Direction —
Carry none of the pictures over; write out the complete data exactly.
※
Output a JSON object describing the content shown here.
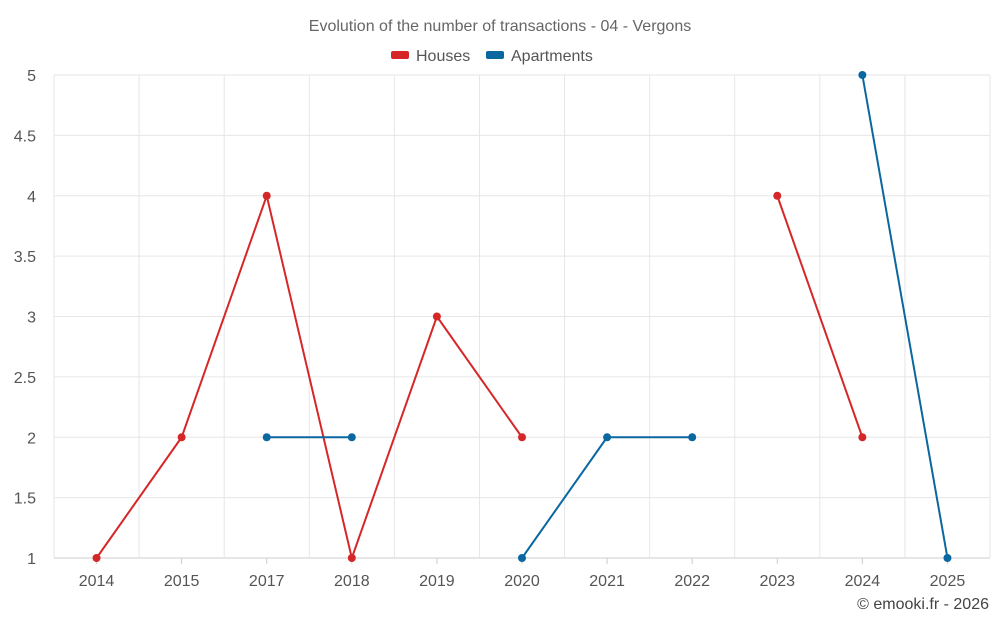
{
  "chart_data": {
    "type": "line",
    "title": "Evolution of the number of transactions - 04 - Vergons",
    "categories": [
      "2014",
      "2015",
      "2017",
      "2018",
      "2019",
      "2020",
      "2021",
      "2022",
      "2023",
      "2024",
      "2025"
    ],
    "series": [
      {
        "name": "Houses",
        "color": "#d62728",
        "values": [
          1,
          2,
          4,
          1,
          3,
          2,
          null,
          null,
          4,
          2,
          null
        ]
      },
      {
        "name": "Apartments",
        "color": "#0a67a0",
        "values": [
          null,
          null,
          2,
          2,
          null,
          1,
          2,
          2,
          null,
          5,
          1
        ]
      }
    ],
    "yticks": [
      "1",
      "1.5",
      "2",
      "2.5",
      "3",
      "3.5",
      "4",
      "4.5",
      "5"
    ],
    "ylim": [
      1,
      5
    ],
    "xlabel": "",
    "ylabel": "",
    "grid": true,
    "legend_position": "top-center",
    "credit": "© emooki.fr - 2026"
  }
}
※
Solution for this problem —
Output a JSON object describing the content shown here.
{
  "chart_data": {
    "type": "line",
    "title": "Evolution of the number of transactions - 04 - Vergons",
    "categories": [
      "2014",
      "2015",
      "2017",
      "2018",
      "2019",
      "2020",
      "2021",
      "2022",
      "2023",
      "2024",
      "2025"
    ],
    "series": [
      {
        "name": "Houses",
        "color": "#d62728",
        "values": [
          1,
          2,
          4,
          1,
          3,
          2,
          null,
          null,
          4,
          2,
          null
        ]
      },
      {
        "name": "Apartments",
        "color": "#0a67a0",
        "values": [
          null,
          null,
          2,
          2,
          null,
          1,
          2,
          2,
          null,
          5,
          1
        ]
      }
    ],
    "yticks": [
      "1",
      "1.5",
      "2",
      "2.5",
      "3",
      "3.5",
      "4",
      "4.5",
      "5"
    ],
    "ylim": [
      1,
      5
    ],
    "xlabel": "",
    "ylabel": "",
    "grid": true,
    "legend_position": "top-center",
    "credit": "© emooki.fr - 2026"
  }
}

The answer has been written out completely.